» **Your task**: Copy every line that holds "amount".

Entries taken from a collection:
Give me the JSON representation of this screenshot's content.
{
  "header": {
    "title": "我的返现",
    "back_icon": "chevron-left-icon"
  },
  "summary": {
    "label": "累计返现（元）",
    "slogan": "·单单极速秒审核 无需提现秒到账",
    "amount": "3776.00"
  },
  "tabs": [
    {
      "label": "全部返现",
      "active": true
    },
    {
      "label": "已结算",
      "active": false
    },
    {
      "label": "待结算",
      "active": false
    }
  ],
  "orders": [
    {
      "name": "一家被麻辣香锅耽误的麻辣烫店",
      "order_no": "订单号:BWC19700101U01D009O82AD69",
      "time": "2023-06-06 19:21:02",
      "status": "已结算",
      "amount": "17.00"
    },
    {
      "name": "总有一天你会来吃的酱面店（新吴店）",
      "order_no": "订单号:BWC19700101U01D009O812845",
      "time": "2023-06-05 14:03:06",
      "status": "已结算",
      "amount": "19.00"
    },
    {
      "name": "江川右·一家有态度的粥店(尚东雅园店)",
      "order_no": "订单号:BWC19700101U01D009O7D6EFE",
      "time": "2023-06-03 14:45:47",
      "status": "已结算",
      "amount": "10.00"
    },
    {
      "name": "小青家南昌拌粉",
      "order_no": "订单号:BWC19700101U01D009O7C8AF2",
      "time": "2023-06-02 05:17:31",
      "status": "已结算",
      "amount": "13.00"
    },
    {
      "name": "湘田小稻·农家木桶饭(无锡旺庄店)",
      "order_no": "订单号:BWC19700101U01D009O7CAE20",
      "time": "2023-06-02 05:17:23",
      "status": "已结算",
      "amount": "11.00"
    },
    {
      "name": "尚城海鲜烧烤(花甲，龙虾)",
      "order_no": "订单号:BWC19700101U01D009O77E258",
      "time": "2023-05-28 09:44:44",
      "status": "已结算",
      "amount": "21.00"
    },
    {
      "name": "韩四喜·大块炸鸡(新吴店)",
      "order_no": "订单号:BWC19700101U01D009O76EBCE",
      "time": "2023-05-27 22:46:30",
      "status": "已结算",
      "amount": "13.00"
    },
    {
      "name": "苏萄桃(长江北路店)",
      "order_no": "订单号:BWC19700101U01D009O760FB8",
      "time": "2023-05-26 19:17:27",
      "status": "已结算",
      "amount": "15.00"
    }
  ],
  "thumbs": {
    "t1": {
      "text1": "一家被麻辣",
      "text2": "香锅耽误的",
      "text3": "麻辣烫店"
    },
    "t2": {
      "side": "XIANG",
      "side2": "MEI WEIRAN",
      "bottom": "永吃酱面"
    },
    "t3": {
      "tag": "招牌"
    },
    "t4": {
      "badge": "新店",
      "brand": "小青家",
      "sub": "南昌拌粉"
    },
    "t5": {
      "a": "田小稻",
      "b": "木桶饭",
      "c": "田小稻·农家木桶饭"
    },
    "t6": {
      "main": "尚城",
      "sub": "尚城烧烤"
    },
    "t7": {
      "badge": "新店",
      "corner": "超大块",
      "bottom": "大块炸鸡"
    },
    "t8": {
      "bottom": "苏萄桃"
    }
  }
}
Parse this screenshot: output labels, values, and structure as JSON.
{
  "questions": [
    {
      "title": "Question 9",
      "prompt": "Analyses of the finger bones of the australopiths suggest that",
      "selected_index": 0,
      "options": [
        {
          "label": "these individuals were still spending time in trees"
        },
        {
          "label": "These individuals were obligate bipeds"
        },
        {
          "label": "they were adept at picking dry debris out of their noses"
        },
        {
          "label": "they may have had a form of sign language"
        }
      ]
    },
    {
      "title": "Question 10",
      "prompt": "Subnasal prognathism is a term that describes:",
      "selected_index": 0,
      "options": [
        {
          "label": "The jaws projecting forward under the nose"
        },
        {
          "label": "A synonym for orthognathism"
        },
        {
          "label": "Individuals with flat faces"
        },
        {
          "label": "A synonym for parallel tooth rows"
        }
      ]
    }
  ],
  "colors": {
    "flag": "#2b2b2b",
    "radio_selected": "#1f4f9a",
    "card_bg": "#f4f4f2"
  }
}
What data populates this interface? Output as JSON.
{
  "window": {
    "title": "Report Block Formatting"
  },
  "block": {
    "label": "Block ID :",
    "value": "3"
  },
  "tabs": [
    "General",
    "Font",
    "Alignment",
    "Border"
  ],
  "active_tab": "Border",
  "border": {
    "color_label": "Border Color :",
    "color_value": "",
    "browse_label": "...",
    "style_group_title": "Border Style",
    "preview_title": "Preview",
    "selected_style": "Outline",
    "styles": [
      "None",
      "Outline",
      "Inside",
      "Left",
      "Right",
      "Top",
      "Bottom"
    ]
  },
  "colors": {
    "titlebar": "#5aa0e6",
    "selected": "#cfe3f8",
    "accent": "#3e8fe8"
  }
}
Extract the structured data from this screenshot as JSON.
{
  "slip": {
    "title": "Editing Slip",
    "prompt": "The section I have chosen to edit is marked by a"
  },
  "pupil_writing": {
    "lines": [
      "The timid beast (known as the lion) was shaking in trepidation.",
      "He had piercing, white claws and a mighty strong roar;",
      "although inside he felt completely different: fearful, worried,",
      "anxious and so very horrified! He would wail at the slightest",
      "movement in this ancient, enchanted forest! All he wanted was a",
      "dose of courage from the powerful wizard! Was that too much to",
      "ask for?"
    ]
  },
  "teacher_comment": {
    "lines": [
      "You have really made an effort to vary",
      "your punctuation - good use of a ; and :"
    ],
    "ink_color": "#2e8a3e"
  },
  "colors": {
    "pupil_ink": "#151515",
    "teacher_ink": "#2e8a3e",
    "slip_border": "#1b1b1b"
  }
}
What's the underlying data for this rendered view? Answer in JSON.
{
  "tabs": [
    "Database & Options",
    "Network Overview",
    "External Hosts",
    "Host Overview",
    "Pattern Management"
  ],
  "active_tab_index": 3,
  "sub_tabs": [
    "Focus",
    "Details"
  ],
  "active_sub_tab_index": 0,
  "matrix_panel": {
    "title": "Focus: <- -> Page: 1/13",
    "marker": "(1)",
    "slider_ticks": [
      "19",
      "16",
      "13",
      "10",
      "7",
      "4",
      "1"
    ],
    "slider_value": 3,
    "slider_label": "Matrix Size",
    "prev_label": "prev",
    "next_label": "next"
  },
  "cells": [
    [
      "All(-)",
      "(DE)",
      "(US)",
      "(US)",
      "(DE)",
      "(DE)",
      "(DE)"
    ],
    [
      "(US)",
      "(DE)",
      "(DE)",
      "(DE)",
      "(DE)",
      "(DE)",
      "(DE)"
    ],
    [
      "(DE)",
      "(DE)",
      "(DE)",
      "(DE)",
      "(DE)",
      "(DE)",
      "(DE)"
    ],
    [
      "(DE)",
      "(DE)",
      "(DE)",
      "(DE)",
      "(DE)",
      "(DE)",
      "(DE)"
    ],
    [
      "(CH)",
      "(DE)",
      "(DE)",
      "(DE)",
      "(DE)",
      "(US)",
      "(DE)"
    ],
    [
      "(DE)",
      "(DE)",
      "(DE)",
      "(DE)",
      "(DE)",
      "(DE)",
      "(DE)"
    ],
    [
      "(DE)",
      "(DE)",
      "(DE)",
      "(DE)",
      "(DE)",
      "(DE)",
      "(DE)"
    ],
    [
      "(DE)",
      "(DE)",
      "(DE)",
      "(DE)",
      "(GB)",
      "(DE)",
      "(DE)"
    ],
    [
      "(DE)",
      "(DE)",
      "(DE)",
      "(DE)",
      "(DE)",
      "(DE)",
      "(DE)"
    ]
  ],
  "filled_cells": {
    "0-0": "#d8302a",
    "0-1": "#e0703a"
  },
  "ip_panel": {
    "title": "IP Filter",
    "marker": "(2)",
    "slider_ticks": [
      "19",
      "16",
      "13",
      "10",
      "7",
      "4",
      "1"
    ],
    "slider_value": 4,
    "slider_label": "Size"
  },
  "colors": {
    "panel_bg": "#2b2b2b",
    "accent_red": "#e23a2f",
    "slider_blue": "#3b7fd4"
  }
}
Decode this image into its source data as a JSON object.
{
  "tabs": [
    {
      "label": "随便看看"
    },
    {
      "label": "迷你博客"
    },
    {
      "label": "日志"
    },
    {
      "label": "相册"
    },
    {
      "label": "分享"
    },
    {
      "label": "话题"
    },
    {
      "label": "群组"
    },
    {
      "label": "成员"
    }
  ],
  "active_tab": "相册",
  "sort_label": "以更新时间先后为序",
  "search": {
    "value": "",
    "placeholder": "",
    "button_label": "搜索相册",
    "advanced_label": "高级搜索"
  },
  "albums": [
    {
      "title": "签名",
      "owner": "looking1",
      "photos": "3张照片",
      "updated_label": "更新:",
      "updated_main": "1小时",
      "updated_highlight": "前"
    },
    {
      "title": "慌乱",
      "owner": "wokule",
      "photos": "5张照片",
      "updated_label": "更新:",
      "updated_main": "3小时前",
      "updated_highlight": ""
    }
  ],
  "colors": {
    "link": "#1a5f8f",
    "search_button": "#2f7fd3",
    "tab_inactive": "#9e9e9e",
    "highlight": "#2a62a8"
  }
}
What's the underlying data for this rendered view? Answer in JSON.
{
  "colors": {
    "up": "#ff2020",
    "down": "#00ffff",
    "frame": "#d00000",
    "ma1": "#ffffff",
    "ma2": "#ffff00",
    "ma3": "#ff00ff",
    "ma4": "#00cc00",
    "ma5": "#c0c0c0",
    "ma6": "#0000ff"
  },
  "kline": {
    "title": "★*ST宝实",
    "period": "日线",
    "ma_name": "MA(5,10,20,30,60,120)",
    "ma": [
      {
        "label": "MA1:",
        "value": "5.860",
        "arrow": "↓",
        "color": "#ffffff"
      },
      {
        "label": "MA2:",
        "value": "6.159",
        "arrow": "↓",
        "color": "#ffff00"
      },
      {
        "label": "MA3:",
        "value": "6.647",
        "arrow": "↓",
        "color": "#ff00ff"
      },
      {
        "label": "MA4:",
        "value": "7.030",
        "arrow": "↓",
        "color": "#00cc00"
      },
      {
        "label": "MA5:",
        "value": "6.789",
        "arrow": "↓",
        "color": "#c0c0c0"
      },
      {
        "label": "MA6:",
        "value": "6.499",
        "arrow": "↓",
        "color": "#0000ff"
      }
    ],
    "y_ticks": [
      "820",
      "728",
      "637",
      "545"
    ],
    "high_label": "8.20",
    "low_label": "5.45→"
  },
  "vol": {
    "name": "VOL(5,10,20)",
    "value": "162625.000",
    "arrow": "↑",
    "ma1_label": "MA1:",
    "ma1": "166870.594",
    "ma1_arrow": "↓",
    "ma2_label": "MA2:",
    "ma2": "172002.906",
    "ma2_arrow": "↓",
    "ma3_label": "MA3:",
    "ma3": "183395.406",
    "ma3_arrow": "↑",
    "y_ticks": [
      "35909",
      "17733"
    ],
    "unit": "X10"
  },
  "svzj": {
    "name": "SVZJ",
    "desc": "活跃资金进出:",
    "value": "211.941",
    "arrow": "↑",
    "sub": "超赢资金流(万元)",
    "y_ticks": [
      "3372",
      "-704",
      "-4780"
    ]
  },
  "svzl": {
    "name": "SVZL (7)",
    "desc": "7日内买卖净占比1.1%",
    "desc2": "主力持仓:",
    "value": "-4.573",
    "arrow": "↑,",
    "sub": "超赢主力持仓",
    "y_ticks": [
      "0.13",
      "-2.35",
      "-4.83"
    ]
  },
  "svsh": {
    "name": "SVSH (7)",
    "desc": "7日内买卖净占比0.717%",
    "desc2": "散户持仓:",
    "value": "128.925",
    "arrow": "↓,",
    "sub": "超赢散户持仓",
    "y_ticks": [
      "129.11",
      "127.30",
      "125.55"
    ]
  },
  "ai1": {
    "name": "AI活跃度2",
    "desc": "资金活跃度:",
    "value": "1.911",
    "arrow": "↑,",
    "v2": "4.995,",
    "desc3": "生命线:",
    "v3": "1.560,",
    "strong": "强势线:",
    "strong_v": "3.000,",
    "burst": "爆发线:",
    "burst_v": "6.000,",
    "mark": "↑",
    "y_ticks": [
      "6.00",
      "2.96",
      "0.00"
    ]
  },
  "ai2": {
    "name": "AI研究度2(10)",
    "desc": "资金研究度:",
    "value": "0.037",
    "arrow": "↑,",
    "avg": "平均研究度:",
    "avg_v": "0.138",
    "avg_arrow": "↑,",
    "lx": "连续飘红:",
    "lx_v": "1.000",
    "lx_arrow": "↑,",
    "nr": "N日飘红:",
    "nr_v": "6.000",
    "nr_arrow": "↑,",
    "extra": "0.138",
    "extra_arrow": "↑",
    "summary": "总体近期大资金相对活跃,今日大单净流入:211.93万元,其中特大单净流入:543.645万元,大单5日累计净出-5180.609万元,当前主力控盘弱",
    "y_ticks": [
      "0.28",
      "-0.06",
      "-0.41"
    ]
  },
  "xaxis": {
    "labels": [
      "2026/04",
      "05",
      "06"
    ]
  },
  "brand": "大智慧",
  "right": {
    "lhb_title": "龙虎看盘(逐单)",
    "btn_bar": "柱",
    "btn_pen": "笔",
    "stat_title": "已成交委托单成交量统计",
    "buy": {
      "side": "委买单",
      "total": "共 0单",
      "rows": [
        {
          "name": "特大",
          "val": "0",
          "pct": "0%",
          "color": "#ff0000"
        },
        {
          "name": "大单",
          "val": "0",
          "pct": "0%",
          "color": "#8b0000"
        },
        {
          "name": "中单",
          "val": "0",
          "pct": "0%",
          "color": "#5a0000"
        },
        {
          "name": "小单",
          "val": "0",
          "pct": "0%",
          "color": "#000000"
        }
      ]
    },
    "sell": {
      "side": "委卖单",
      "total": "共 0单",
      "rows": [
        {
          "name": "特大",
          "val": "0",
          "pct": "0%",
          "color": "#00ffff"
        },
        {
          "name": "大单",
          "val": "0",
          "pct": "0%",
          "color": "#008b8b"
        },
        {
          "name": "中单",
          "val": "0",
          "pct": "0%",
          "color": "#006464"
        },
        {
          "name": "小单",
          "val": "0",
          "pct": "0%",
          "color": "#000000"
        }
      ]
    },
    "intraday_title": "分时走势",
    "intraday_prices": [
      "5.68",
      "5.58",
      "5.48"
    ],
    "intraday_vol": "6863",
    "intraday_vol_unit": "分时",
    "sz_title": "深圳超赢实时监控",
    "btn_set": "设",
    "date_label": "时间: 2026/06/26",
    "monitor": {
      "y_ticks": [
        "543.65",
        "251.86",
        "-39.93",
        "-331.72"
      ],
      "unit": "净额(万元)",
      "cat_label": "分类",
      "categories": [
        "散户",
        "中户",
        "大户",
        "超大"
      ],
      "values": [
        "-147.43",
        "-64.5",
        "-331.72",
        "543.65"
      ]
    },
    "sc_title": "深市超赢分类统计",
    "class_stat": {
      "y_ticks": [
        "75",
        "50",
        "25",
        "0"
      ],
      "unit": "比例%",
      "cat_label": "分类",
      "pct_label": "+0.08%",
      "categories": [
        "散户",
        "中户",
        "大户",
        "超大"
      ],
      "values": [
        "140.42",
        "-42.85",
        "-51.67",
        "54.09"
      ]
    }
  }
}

» **Solution for this exercise**:
    "amount": "3776.00"
      "amount": "17.00"
      "amount": "19.00"
      "amount": "10.00"
      "amount": "13.00"
      "amount": "11.00"
      "amount": "21.00"
      "amount": "13.00"
      "amount": "15.00"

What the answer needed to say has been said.